**WHAT YOU ARE ASKED TO DO:** Repeat every record below exactly, leaving out the pictures.

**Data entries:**
········

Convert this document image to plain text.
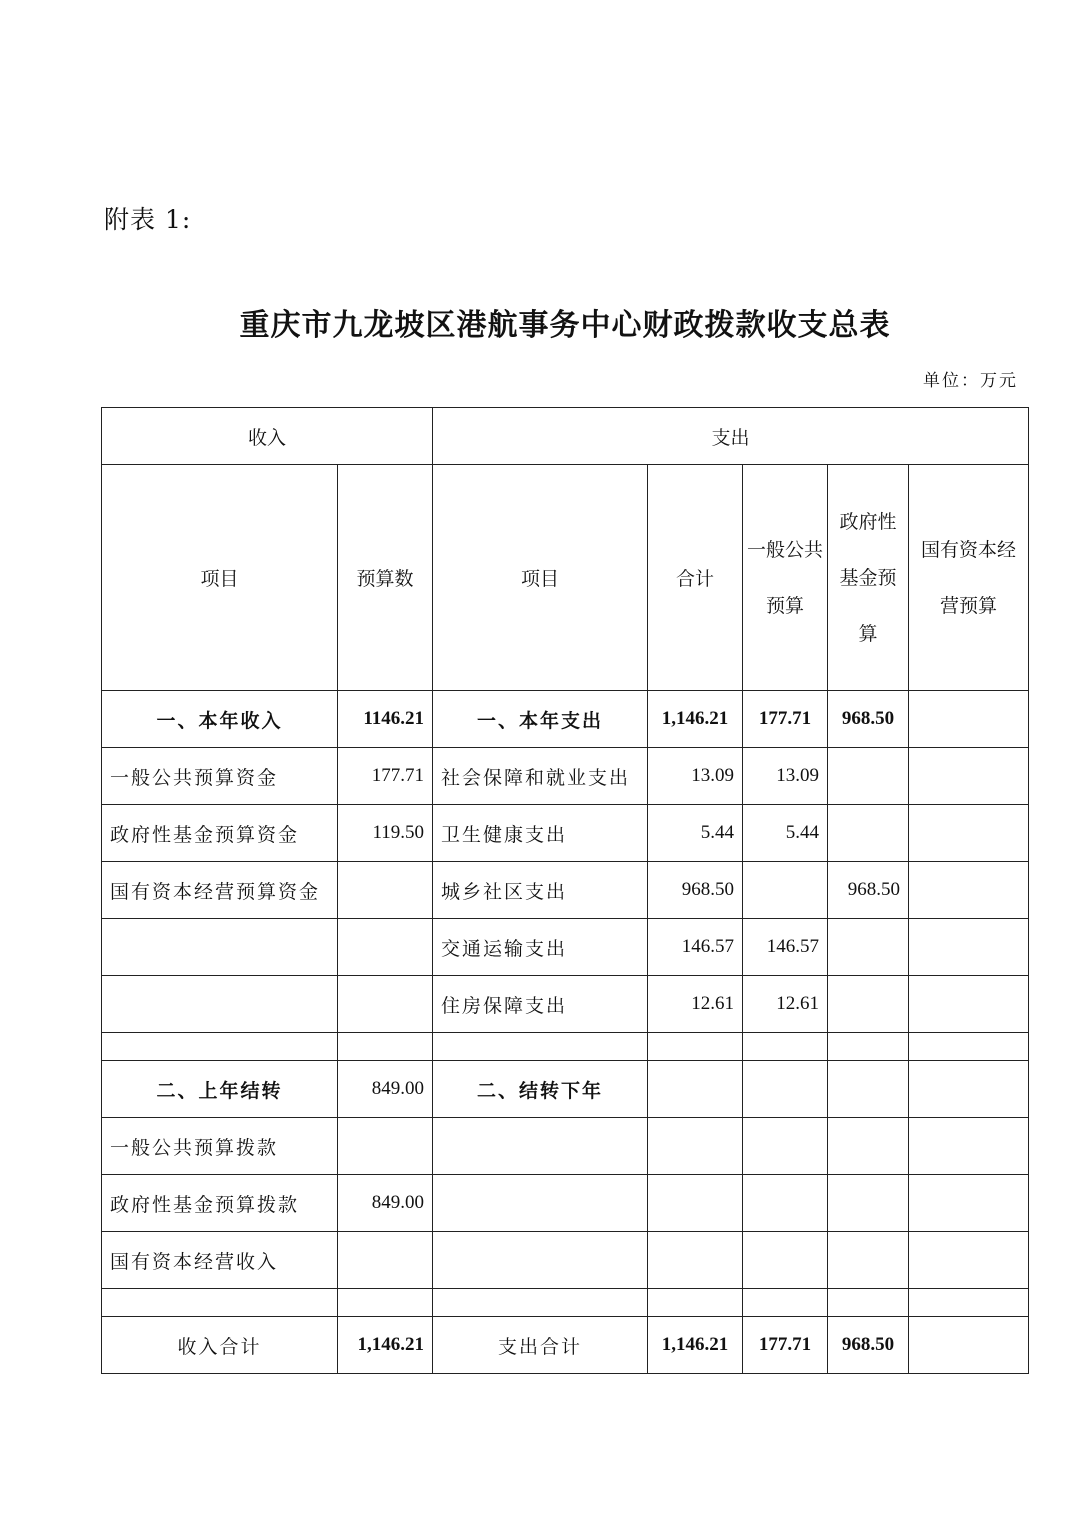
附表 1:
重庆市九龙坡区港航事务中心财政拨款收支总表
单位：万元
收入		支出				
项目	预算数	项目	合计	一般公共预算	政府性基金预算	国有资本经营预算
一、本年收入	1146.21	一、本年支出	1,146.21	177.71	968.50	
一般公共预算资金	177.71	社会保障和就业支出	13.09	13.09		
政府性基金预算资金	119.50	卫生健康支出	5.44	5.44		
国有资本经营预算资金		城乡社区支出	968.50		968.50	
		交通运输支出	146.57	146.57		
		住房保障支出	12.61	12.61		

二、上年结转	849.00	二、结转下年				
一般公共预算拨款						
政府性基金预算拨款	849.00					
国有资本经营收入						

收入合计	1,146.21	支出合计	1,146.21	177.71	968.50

········

**RESPONSE TO THIS EXERCISE:**
Convert this document image to plain text.
附表 1:
重庆市九龙坡区港航事务中心财政拨款收支总表
单位：万元
收入		支出				
项目	预算数	项目	合计	一般公共预算	政府性基金预算	国有资本经营预算
一、本年收入	1146.21	一、本年支出	1,146.21	177.71	968.50	
一般公共预算资金	177.71	社会保障和就业支出	13.09	13.09		
政府性基金预算资金	119.50	卫生健康支出	5.44	5.44		
国有资本经营预算资金		城乡社区支出	968.50		968.50	
		交通运输支出	146.57	146.57		
		住房保障支出	12.61	12.61		

二、上年结转	849.00	二、结转下年				
一般公共预算拨款						
政府性基金预算拨款	849.00					
国有资本经营收入						

收入合计	1,146.21	支出合计	1,146.21	177.71	968.50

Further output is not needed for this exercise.